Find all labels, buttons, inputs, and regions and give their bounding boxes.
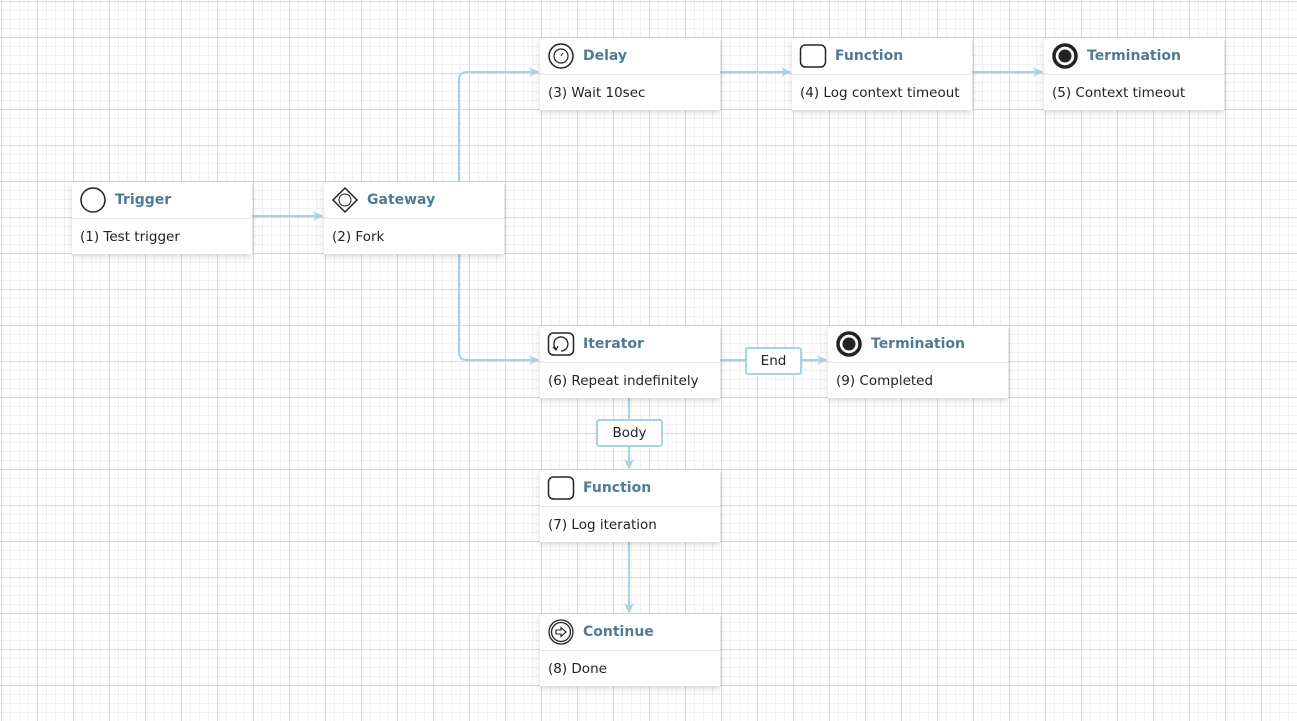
node-gateway[interactable]: Gateway (2) Fork — [324, 182, 504, 254]
node-label: (2) Fork — [332, 228, 385, 245]
edge-gateway-to-delay[interactable] — [458, 67, 539, 181]
node-type-label: Termination — [871, 336, 965, 352]
node-type-label: Function — [583, 480, 652, 496]
node-termination-completed[interactable]: Termination (9) Completed — [828, 326, 1008, 398]
node-function-log-context[interactable]: Function (4) Log context timeout — [792, 38, 972, 110]
node-function-log-iteration[interactable]: Function (7) Log iteration — [540, 470, 720, 542]
node-type-label: Iterator — [583, 336, 644, 352]
node-label: (1) Test trigger — [80, 228, 180, 245]
node-type-label: Function — [835, 48, 904, 64]
node-delay[interactable]: Delay (3) Wait 10sec — [540, 38, 720, 110]
edge-label-body[interactable]: Body — [596, 419, 663, 447]
edge-label-end[interactable]: End — [745, 347, 802, 375]
node-termination-timeout[interactable]: Termination (5) Context timeout — [1044, 38, 1224, 110]
node-label: (3) Wait 10sec — [548, 84, 646, 101]
termination-icon — [1051, 42, 1079, 70]
node-trigger[interactable]: Trigger (1) Test trigger — [72, 182, 252, 254]
edge-gateway-to-iterator[interactable] — [458, 254, 539, 365]
node-label: (7) Log iteration — [548, 516, 657, 533]
node-type-label: Trigger — [115, 192, 172, 208]
node-type-label: Delay — [583, 48, 628, 64]
node-label: (8) Done — [548, 660, 607, 677]
function-icon — [799, 42, 827, 70]
node-label: (9) Completed — [836, 372, 934, 389]
node-label: (6) Repeat indefinitely — [548, 372, 699, 389]
continue-icon — [547, 618, 575, 646]
function-icon — [547, 474, 575, 502]
iterator-loop-icon — [547, 330, 575, 358]
node-continue[interactable]: Continue (8) Done — [540, 614, 720, 686]
trigger-icon — [79, 186, 107, 214]
node-label: (4) Log context timeout — [800, 84, 960, 101]
delay-timer-icon — [547, 42, 575, 70]
gateway-icon — [331, 186, 359, 214]
node-type-label: Gateway — [367, 192, 436, 208]
node-label: (5) Context timeout — [1052, 84, 1186, 101]
termination-icon — [835, 330, 863, 358]
node-type-label: Termination — [1087, 48, 1181, 64]
node-iterator[interactable]: Iterator (6) Repeat indefinitely — [540, 326, 720, 398]
node-type-label: Continue — [583, 624, 654, 640]
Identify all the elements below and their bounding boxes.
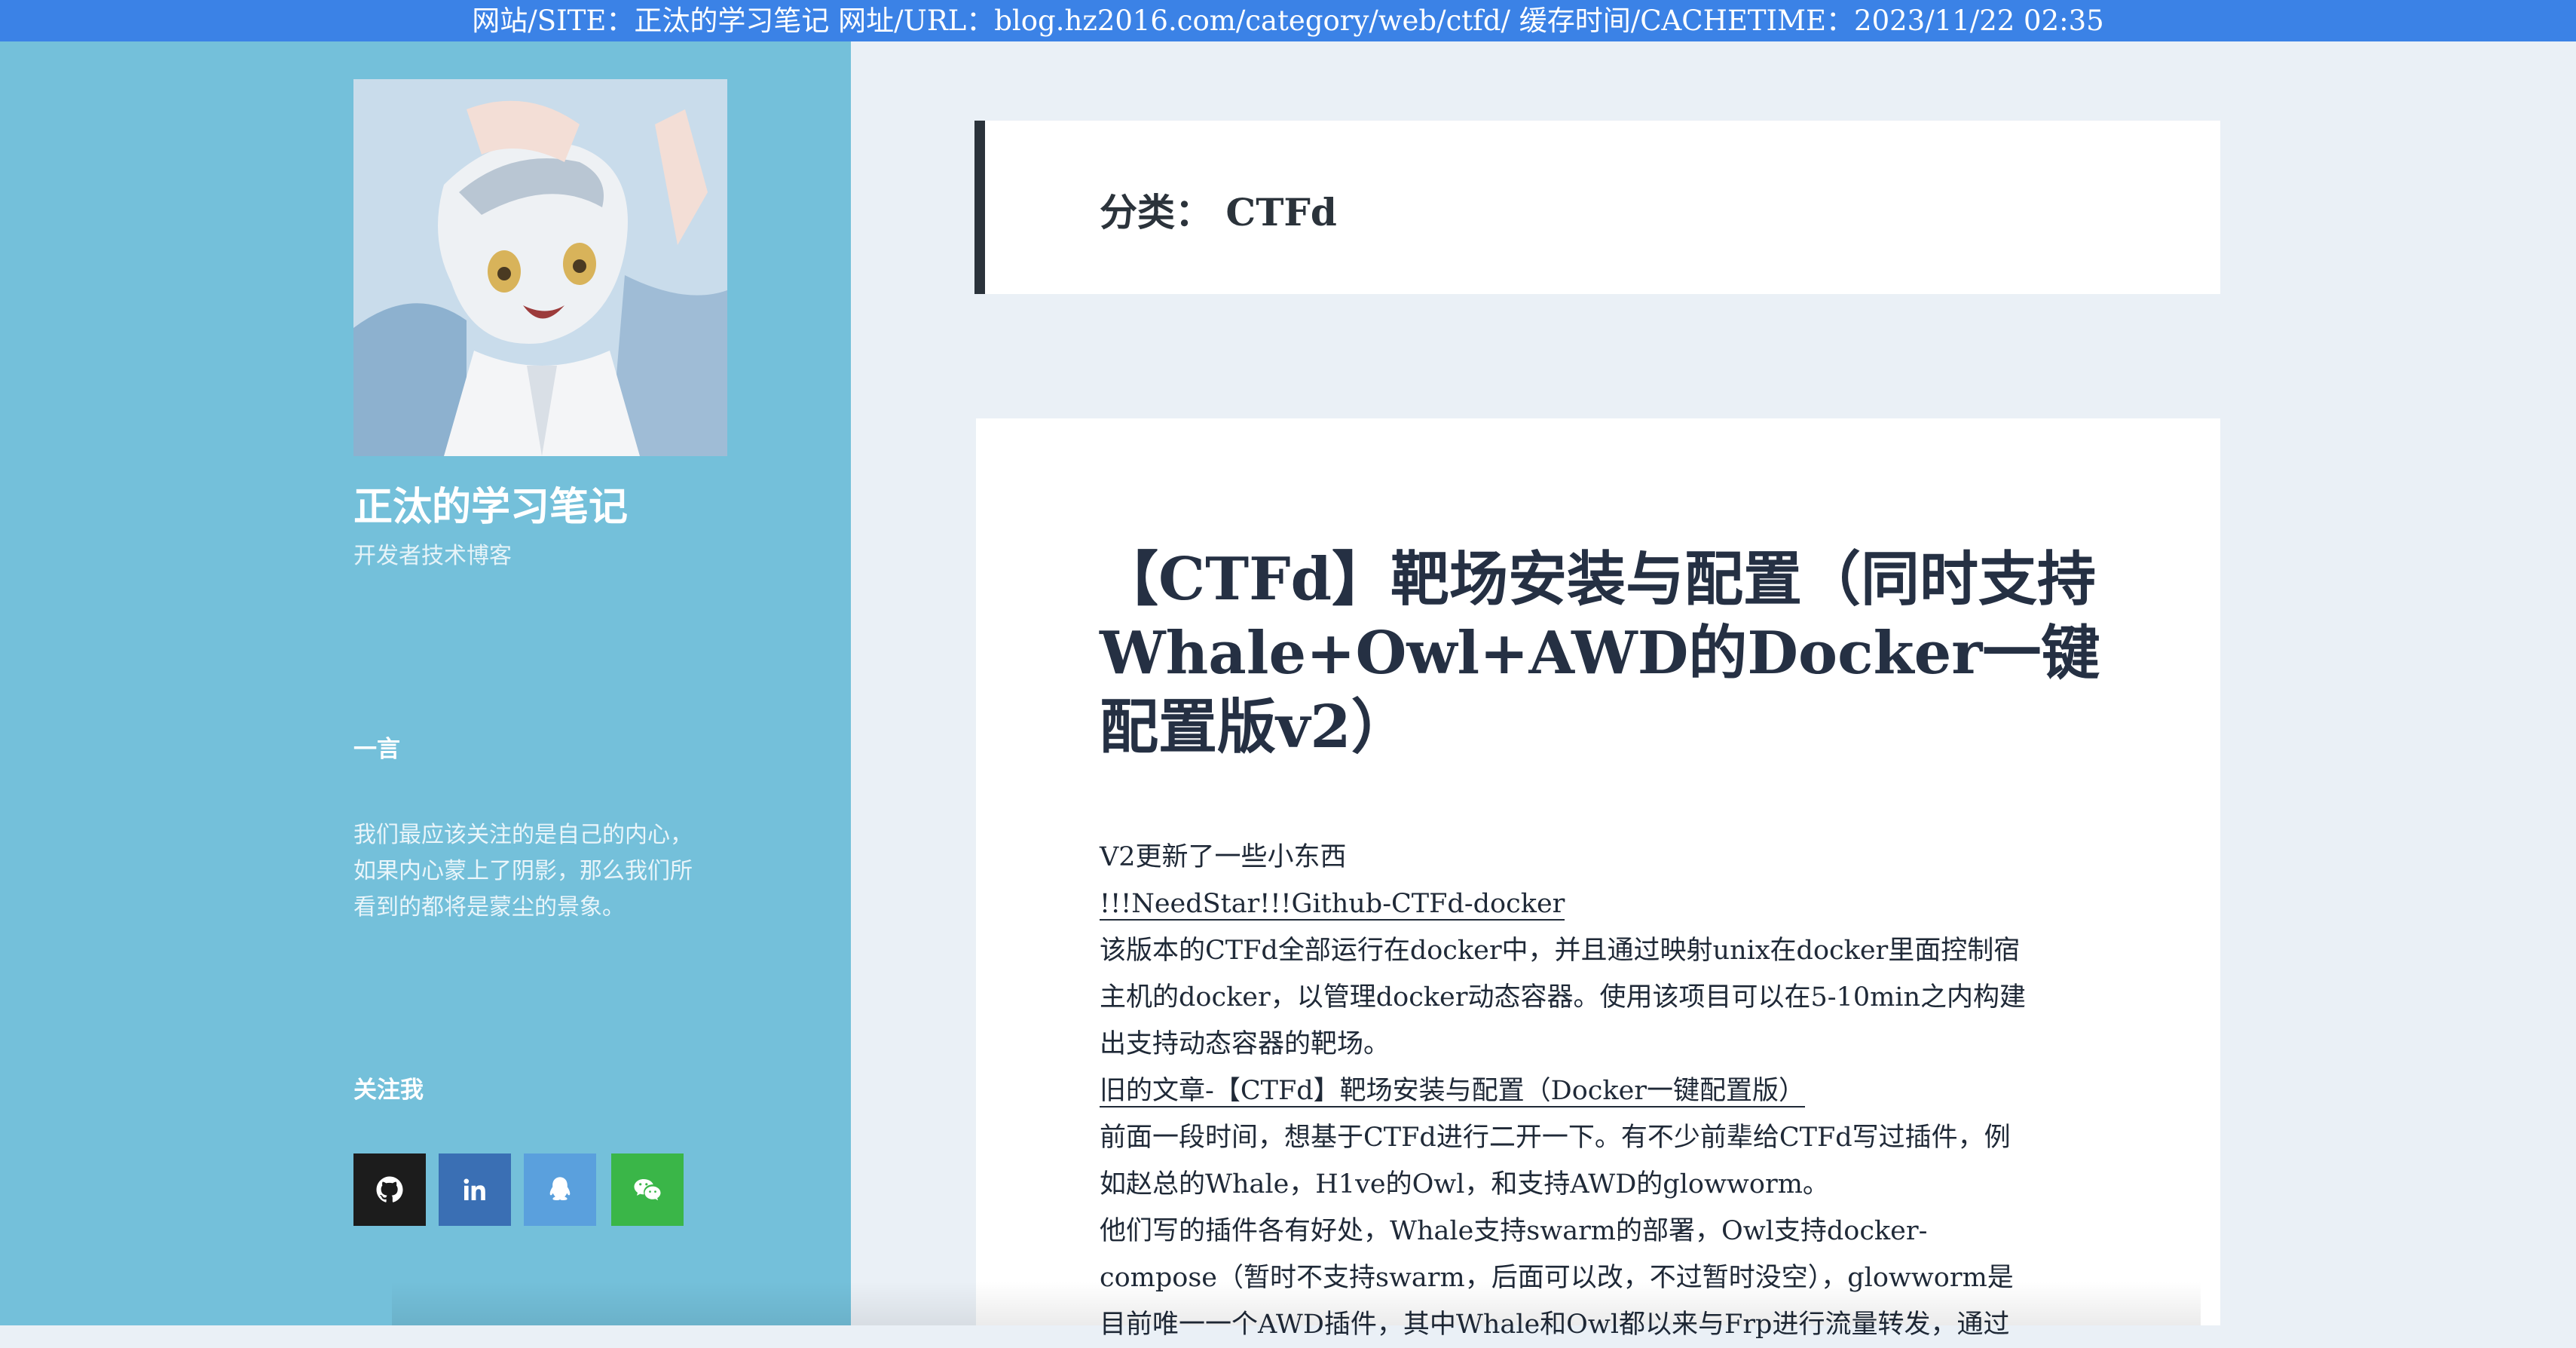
article-paragraph: 出支持动态容器的靶场。 [1100, 1029, 1390, 1059]
avatar[interactable] [353, 79, 727, 456]
article-paragraph: 主机的docker，以管理docker动态容器。使用该项目可以在5-10min之… [1100, 982, 2027, 1013]
linkedin-icon [463, 1178, 485, 1200]
article-body: V2更新了一些小东西 !!!NeedStar!!!Github-CTFd-doc… [1100, 834, 2094, 1348]
article-paragraph: 他们写的插件各有好处，Whale支持swarm的部署，Owl支持docker- [1100, 1216, 1928, 1246]
github-link[interactable] [353, 1153, 426, 1226]
quote-line: 如果内心蒙上了阴影，那么我们所 [353, 858, 693, 884]
avatar-illustration [353, 79, 727, 456]
linkedin-link[interactable] [439, 1153, 511, 1226]
article-paragraph: 如赵总的Whale，H1ve的Owl，和支持AWD的glowworm。 [1100, 1169, 1829, 1199]
article-paragraph: 目前唯一一个AWD插件，其中Whale和Owl都以来与Frp进行流量转发，通过 [1100, 1310, 2010, 1340]
github-repo-link[interactable]: !!!NeedStar!!!Github-CTFd-docker [1100, 889, 1565, 921]
article-title[interactable]: 【CTFd】靶场安装与配置（同时支持Whale+Owl+AWD的Docker一键… [1100, 543, 2147, 764]
article-paragraph: !!!NeedStar!!!Github-CTFd-docker [1100, 881, 2094, 927]
wechat-icon [634, 1179, 661, 1201]
site-description: 开发者技术博客 [353, 543, 512, 569]
yiyan-widget-title: 一言 [353, 736, 400, 763]
article-paragraph: 前面一段时间，想基于CTFd进行二开一下。有不少前辈给CTFd写过插件，例 [1100, 1123, 2011, 1153]
article-paragraph: 旧的文章-【CTFd】靶场安装与配置（Docker一键配置版） [1100, 1068, 2094, 1114]
follow-widget-title: 关注我 [353, 1077, 424, 1104]
article-paragraph: 该版本的CTFd全部运行在docker中，并且通过映射unix在docker里面… [1100, 936, 2021, 966]
quote-line: 看到的都将是蒙尘的景象。 [353, 894, 625, 921]
article-paragraph: compose（暂时不支持swarm，后面可以改，不过暂时没空），glowwor… [1100, 1263, 2014, 1293]
cache-banner: 网站/SITE：正汰的学习笔记 网址/URL：blog.hz2016.com/c… [0, 0, 2576, 41]
old-article-link[interactable]: 旧的文章-【CTFd】靶场安装与配置（Docker一键配置版） [1100, 1076, 1806, 1108]
quote-line: 我们最应该关注的是自己的内心， [353, 822, 693, 848]
qq-icon [549, 1177, 571, 1200]
article-paragraph: V2更新了一些小东西 [1100, 842, 1347, 872]
category-title: 分类： CTFd [1100, 190, 1337, 234]
qq-link[interactable] [524, 1153, 596, 1226]
site-title[interactable]: 正汰的学习笔记 [353, 475, 628, 532]
github-icon [376, 1176, 403, 1202]
wechat-link[interactable] [611, 1153, 684, 1226]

* * * * *

What this task involves => Reproduce all of the material above verbatim, line by line, and omit the pictures.

Response below =>
Find all labels, buttons, inputs, and regions and give their bounding boxes.
node-gateway[interactable]: Gateway (2) Fork — [324, 182, 504, 254]
node-label: (2) Fork — [332, 228, 385, 245]
edge-gateway-to-delay[interactable] — [458, 67, 539, 181]
node-type-label: Termination — [871, 336, 965, 352]
node-type-label: Function — [583, 480, 652, 496]
node-termination-completed[interactable]: Termination (9) Completed — [828, 326, 1008, 398]
node-function-log-context[interactable]: Function (4) Log context timeout — [792, 38, 972, 110]
node-function-log-iteration[interactable]: Function (7) Log iteration — [540, 470, 720, 542]
node-type-label: Iterator — [583, 336, 644, 352]
node-label: (1) Test trigger — [80, 228, 180, 245]
node-type-label: Function — [835, 48, 904, 64]
node-delay[interactable]: Delay (3) Wait 10sec — [540, 38, 720, 110]
edge-label-body[interactable]: Body — [596, 419, 663, 447]
edge-label-end[interactable]: End — [745, 347, 802, 375]
node-termination-timeout[interactable]: Termination (5) Context timeout — [1044, 38, 1224, 110]
node-label: (3) Wait 10sec — [548, 84, 646, 101]
termination-icon — [1051, 42, 1079, 70]
node-trigger[interactable]: Trigger (1) Test trigger — [72, 182, 252, 254]
edge-gateway-to-iterator[interactable] — [458, 254, 539, 365]
node-label: (7) Log iteration — [548, 516, 657, 533]
node-type-label: Trigger — [115, 192, 172, 208]
node-type-label: Delay — [583, 48, 628, 64]
node-label: (8) Done — [548, 660, 607, 677]
function-icon — [799, 42, 827, 70]
node-label: (9) Completed — [836, 372, 934, 389]
node-label: (6) Repeat indefinitely — [548, 372, 699, 389]
continue-icon — [547, 618, 575, 646]
function-icon — [547, 474, 575, 502]
iterator-loop-icon — [547, 330, 575, 358]
node-continue[interactable]: Continue (8) Done — [540, 614, 720, 686]
trigger-icon — [79, 186, 107, 214]
node-label: (4) Log context timeout — [800, 84, 960, 101]
delay-timer-icon — [547, 42, 575, 70]
gateway-icon — [331, 186, 359, 214]
node-type-label: Gateway — [367, 192, 436, 208]
node-label: (5) Context timeout — [1052, 84, 1186, 101]
termination-icon — [835, 330, 863, 358]
node-type-label: Termination — [1087, 48, 1181, 64]
node-iterator[interactable]: Iterator (6) Repeat indefinitely — [540, 326, 720, 398]
node-type-label: Continue — [583, 624, 654, 640]
Identify all the elements below and their bounding boxes.
article-paragraph: 出支持动态容器的靶场。 [1100, 1029, 1390, 1059]
avatar[interactable] [353, 79, 727, 456]
article-paragraph: 主机的docker，以管理docker动态容器。使用该项目可以在5-10min之… [1100, 982, 2027, 1013]
linkedin-icon [463, 1178, 485, 1200]
article-body: V2更新了一些小东西 !!!NeedStar!!!Github-CTFd-doc… [1100, 834, 2094, 1348]
article-paragraph: 他们写的插件各有好处，Whale支持swarm的部署，Owl支持docker- [1100, 1216, 1928, 1246]
github-link[interactable] [353, 1153, 426, 1226]
quote-line: 如果内心蒙上了阴影，那么我们所 [353, 858, 693, 884]
avatar-illustration [353, 79, 727, 456]
linkedin-link[interactable] [439, 1153, 511, 1226]
article-paragraph: 如赵总的Whale，H1ve的Owl，和支持AWD的glowworm。 [1100, 1169, 1829, 1199]
article-paragraph: 目前唯一一个AWD插件，其中Whale和Owl都以来与Frp进行流量转发，通过 [1100, 1310, 2010, 1340]
github-repo-link[interactable]: !!!NeedStar!!!Github-CTFd-docker [1100, 889, 1565, 921]
article-title[interactable]: 【CTFd】靶场安装与配置（同时支持Whale+Owl+AWD的Docker一键… [1100, 543, 2147, 764]
article-paragraph: !!!NeedStar!!!Github-CTFd-docker [1100, 881, 2094, 927]
wechat-icon [634, 1179, 661, 1201]
site-description: 开发者技术博客 [353, 543, 512, 569]
yiyan-widget-title: 一言 [353, 736, 400, 763]
article-paragraph: 前面一段时间，想基于CTFd进行二开一下。有不少前辈给CTFd写过插件，例 [1100, 1123, 2011, 1153]
article-paragraph: 旧的文章-【CTFd】靶场安装与配置（Docker一键配置版） [1100, 1068, 2094, 1114]
follow-widget-title: 关注我 [353, 1077, 424, 1104]
article-paragraph: 该版本的CTFd全部运行在docker中，并且通过映射unix在docker里面… [1100, 936, 2021, 966]
quote-line: 看到的都将是蒙尘的景象。 [353, 894, 625, 921]
article-paragraph: compose（暂时不支持swarm，后面可以改，不过暂时没空），glowwor… [1100, 1263, 2014, 1293]
cache-banner: 网站/SITE：正汰的学习笔记 网址/URL：blog.hz2016.com/c… [0, 0, 2576, 41]
old-article-link[interactable]: 旧的文章-【CTFd】靶场安装与配置（Docker一键配置版） [1100, 1076, 1806, 1108]
quote-line: 我们最应该关注的是自己的内心， [353, 822, 693, 848]
qq-icon [549, 1177, 571, 1200]
article-paragraph: V2更新了一些小东西 [1100, 842, 1347, 872]
category-title: 分类： CTFd [1100, 190, 1337, 234]
qq-link[interactable] [524, 1153, 596, 1226]
site-title[interactable]: 正汰的学习笔记 [353, 475, 628, 532]
github-icon [376, 1176, 403, 1202]
wechat-link[interactable] [611, 1153, 684, 1226]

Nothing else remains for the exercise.